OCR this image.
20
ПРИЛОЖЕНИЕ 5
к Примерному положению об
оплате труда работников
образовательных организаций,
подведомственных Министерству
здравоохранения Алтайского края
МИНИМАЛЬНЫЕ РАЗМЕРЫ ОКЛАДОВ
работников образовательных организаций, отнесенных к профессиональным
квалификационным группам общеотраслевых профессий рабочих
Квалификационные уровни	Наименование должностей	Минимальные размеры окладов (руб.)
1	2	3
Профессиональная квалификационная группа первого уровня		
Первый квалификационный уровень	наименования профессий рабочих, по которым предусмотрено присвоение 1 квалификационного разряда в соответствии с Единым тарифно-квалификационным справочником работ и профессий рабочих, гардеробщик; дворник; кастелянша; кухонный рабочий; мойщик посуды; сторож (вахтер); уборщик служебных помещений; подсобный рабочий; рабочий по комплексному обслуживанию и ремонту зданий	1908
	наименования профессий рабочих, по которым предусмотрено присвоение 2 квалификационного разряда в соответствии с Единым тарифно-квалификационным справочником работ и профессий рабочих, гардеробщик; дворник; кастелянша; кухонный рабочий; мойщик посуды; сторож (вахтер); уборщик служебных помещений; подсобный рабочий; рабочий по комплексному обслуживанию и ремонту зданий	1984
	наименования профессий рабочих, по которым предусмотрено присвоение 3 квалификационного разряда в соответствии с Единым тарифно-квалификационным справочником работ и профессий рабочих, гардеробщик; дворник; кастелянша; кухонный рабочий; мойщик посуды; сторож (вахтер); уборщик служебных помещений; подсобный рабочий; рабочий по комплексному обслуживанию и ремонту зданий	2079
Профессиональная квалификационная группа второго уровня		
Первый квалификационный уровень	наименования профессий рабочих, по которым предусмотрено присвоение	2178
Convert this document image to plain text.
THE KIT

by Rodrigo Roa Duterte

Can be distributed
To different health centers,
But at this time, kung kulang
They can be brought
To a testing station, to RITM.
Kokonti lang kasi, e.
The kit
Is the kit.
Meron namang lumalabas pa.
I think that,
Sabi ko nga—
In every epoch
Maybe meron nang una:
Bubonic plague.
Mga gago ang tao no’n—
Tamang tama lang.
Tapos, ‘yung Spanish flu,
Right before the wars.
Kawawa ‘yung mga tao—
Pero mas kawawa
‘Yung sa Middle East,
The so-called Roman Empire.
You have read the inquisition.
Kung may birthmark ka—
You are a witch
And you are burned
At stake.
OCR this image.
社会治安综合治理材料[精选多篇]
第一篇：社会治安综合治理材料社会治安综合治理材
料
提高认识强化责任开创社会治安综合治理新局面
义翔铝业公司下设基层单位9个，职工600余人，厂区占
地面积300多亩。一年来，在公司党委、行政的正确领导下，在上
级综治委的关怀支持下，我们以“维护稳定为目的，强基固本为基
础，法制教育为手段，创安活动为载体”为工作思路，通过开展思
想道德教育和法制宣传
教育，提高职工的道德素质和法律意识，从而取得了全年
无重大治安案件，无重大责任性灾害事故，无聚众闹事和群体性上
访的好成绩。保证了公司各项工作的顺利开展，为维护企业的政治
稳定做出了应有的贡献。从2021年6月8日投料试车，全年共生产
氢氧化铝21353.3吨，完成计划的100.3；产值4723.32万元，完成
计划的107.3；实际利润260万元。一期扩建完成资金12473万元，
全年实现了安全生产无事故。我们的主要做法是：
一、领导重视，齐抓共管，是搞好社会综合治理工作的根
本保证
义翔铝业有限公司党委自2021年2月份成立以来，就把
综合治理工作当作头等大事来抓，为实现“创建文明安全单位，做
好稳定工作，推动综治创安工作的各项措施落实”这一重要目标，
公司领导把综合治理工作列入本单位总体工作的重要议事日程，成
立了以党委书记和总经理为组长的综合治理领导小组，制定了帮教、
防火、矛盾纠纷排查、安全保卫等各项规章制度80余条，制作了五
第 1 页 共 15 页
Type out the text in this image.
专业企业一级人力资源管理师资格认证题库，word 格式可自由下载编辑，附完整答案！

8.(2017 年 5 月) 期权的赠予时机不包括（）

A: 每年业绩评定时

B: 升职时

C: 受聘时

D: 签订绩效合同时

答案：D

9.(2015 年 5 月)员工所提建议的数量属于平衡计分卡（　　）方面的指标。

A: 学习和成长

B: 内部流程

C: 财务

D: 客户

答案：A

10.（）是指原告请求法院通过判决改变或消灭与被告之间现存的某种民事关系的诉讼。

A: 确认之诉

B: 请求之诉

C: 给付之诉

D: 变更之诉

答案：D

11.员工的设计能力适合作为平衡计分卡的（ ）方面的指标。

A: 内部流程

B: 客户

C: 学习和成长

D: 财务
◆ ◆ ◆ ◆ ◆
**Direction**: From the listing above, copy every line that includes the word "Первый".

**Reply to the task**:
Первый квалификационный уровень	наименования профессий рабочих, по которым предусмотрено присвоение 1 квалификационного разряда в соответствии с Единым тарифно-квалификационным справочником работ и профессий рабочих, гардеробщик; дворник; кастелянша; кухонный рабочий; мойщик посуды; сторож (вахтер); уборщик служебных помещений; подсобный рабочий; рабочий по комплексному обслуживанию и ремонту зданий	1908
Первый квалификационный уровень	наименования профессий рабочих, по которым предусмотрено присвоение	2178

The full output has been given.